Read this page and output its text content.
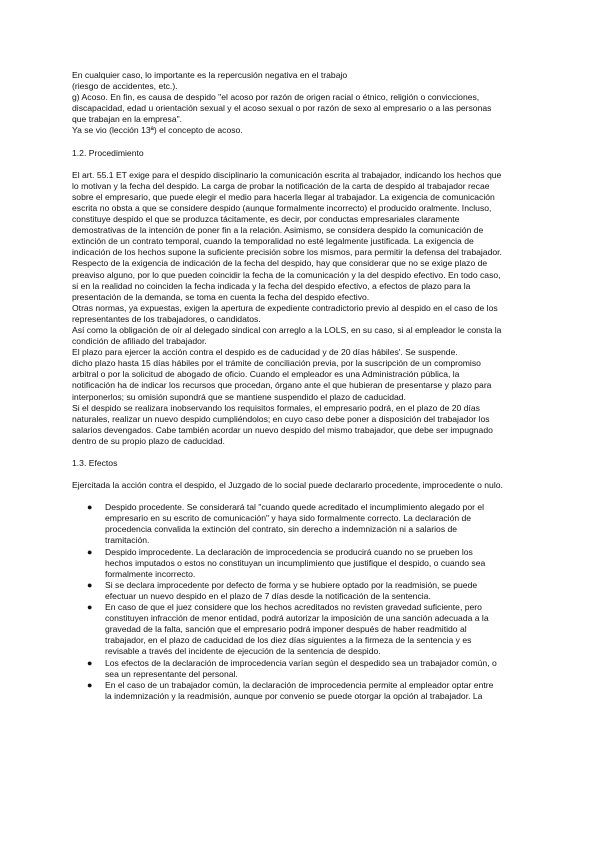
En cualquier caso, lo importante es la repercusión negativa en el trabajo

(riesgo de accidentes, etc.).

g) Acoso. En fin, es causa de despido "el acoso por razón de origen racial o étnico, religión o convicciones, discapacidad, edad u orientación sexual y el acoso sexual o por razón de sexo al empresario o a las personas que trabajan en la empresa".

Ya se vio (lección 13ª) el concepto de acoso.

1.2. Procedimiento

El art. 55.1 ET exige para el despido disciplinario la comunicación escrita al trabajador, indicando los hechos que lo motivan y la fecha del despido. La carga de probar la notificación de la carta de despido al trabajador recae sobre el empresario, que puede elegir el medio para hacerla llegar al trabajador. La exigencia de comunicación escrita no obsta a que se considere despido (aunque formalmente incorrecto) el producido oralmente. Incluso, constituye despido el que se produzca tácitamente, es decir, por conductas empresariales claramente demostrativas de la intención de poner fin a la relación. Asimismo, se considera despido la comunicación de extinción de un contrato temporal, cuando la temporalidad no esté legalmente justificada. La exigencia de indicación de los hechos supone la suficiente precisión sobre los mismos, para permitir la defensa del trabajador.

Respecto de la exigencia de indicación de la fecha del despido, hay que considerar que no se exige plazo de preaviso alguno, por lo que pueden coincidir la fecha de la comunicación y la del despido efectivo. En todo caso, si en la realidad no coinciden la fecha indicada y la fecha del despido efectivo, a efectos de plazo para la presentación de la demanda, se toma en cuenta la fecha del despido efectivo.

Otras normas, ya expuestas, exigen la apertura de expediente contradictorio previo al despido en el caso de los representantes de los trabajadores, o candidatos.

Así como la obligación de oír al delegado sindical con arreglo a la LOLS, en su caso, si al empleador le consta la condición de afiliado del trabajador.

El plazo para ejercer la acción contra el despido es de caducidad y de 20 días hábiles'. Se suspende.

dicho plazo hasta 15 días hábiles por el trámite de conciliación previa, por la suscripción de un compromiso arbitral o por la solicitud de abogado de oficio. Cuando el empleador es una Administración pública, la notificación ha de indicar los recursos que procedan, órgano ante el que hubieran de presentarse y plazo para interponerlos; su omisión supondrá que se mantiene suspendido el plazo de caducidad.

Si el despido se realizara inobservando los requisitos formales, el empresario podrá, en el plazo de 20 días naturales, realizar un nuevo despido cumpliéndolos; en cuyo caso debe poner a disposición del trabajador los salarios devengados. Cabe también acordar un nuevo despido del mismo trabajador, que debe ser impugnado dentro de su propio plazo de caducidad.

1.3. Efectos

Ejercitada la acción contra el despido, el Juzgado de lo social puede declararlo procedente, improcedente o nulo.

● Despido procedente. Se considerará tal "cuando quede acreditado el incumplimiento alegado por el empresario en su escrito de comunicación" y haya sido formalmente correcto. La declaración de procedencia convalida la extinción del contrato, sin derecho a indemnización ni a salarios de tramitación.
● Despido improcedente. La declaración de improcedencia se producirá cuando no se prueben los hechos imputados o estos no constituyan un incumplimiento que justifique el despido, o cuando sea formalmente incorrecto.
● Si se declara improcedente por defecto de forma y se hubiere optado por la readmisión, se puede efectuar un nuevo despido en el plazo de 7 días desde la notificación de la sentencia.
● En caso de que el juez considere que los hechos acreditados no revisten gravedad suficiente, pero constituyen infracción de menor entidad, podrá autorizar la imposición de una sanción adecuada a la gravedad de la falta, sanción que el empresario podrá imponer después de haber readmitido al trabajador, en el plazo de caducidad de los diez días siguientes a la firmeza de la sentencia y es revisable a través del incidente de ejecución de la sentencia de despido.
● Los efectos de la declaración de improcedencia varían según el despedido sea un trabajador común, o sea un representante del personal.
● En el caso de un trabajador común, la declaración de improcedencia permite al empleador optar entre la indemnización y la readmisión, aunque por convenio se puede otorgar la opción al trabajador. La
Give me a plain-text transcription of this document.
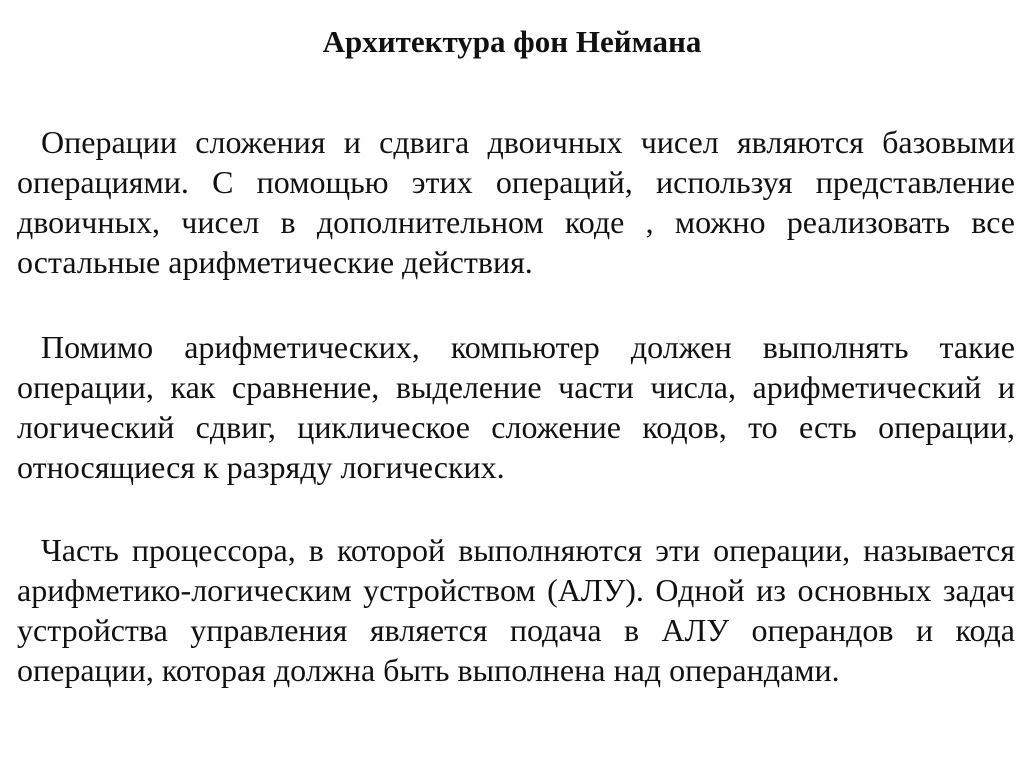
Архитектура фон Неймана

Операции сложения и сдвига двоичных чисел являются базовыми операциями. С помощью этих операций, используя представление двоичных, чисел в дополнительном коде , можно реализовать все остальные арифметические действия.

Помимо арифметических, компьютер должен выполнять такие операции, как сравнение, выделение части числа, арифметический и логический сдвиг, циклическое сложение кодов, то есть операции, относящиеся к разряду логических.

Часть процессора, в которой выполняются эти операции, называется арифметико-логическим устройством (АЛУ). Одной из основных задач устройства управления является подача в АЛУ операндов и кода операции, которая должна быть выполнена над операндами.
=======
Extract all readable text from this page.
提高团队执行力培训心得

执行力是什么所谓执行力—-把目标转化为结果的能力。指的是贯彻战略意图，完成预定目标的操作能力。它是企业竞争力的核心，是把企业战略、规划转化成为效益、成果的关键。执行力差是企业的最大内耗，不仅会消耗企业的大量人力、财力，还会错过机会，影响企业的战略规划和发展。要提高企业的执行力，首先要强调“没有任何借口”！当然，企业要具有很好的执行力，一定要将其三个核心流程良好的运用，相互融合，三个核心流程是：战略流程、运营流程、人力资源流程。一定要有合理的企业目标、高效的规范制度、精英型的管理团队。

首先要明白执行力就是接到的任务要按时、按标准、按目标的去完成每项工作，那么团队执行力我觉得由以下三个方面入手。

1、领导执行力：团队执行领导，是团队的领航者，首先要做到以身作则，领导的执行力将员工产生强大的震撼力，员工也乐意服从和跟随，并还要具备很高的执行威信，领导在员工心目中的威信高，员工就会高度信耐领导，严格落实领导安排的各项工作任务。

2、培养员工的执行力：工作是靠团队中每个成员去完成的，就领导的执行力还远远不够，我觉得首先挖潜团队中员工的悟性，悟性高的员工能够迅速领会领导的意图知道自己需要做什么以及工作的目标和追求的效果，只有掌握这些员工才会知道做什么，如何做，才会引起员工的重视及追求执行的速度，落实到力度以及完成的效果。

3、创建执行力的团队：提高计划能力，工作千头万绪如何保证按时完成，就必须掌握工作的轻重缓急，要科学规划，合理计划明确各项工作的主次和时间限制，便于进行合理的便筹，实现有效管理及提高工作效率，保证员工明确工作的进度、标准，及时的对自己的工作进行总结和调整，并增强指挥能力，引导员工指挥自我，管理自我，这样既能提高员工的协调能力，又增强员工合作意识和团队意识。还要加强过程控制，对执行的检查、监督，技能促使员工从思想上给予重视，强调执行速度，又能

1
=======
What you should do: Look over the records above and copy each line that includes the string "page".

Correct answer:
Read this page and output its text content.
Extract all readable text from this page.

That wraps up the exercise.